• INSTRUCTIONS FOR THE TASK: Copy each line of the records that contains the word "Іоанна".

• ENTRIES PROVIDED:
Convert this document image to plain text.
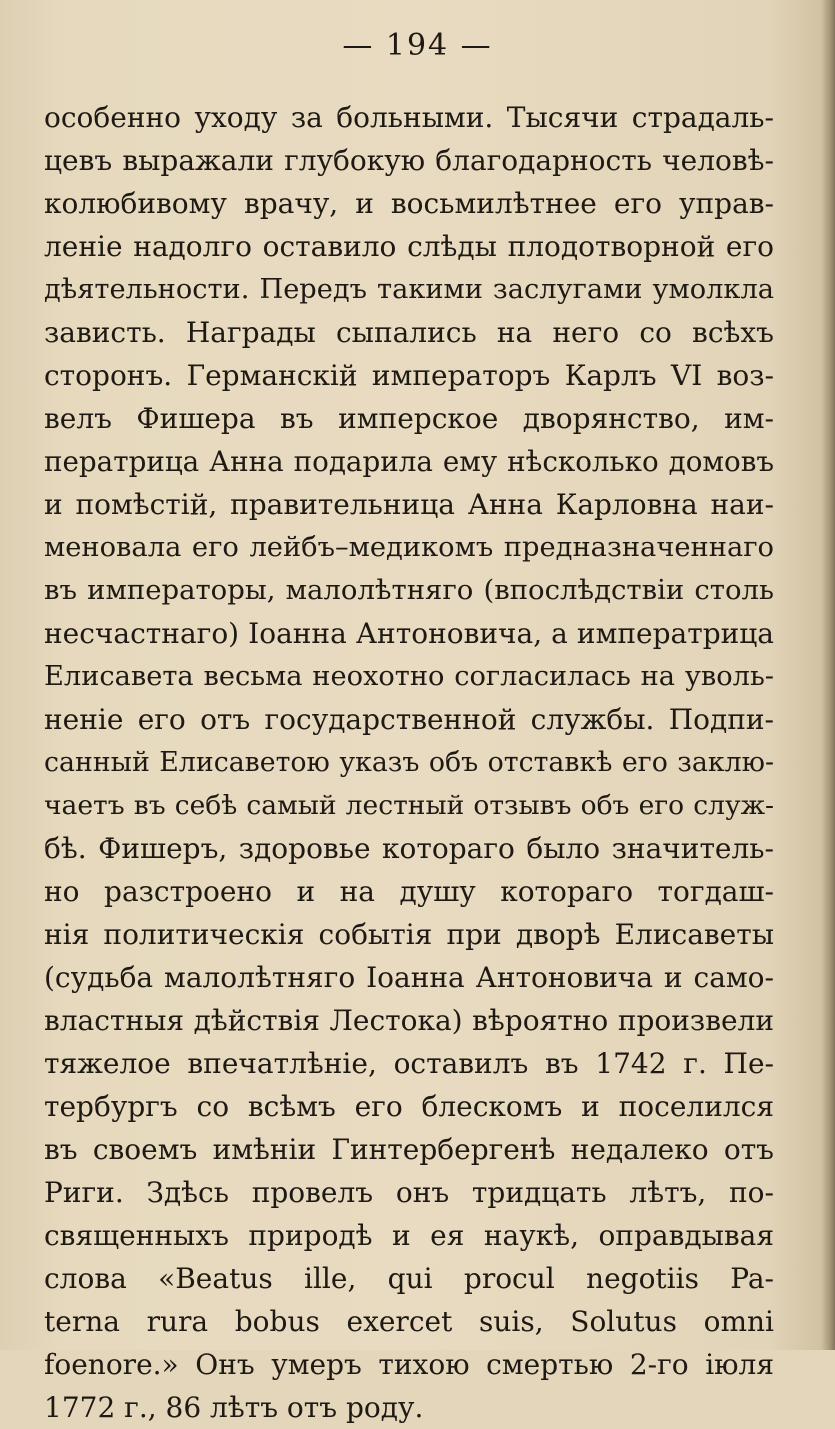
— 194 —
особенно уходу за больными. Тысячи страдаль-
цевъ выражали глубокую благодарность человѣ-
колюбивому врачу, и восьмилѣтнее его управ-
леніе надолго оставило слѣды плодотворной его
дѣятельности. Передъ такими заслугами умолкла
зависть. Награды сыпались на него со всѣхъ
сторонъ. Германскій императоръ Карлъ VI воз-
велъ Фишера въ имперское дворянство, им-
ператрица Анна подарила ему нѣсколько домовъ
и помѣстій, правительница Анна Карловна наи-
меновала его лейбъ–медикомъ предназначеннаго
въ императоры, малолѣтняго (впослѣдствіи столь
несчастнаго) Іоанна Антоновича, а императрица
Елисавета весьма неохотно согласилась на уволь-
неніе его отъ государственной службы. Подпи-
санный Елисаветою указъ объ отставкѣ его заклю-
чаетъ въ себѣ самый лестный отзывъ объ его служ-
бѣ. Фишеръ, здоровье котораго было значитель-
но разстроено и на душу котораго тогдаш-
нія политическія событія при дворѣ Елисаветы
(судьба малолѣтняго Іоанна Антоновича и само-
властныя дѣйствія Лестока) вѣроятно произвели
тяжелое впечатлѣніе, оставилъ въ 1742 г. Пе-
тербургъ со всѣмъ его блескомъ и поселился
въ своемъ имѣніи Гинтербергенѣ недалеко отъ
Риги. Здѣсь провелъ онъ тридцать лѣтъ, по-
священныхъ природѣ и ея наукѣ, оправдывая
слова «Beatus ille, qui procul negotiis Pa-
terna rura bobus exercet suis, Solutus omni
foenore.» Онъ умеръ тихою смертью 2-го іюля
1772 г., 86 лѣтъ отъ роду.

• SOLUTION TO THE PROBLEM:
несчастнаго) Іоанна Антоновича, а императрица
(судьба малолѣтняго Іоанна Антоновича и само-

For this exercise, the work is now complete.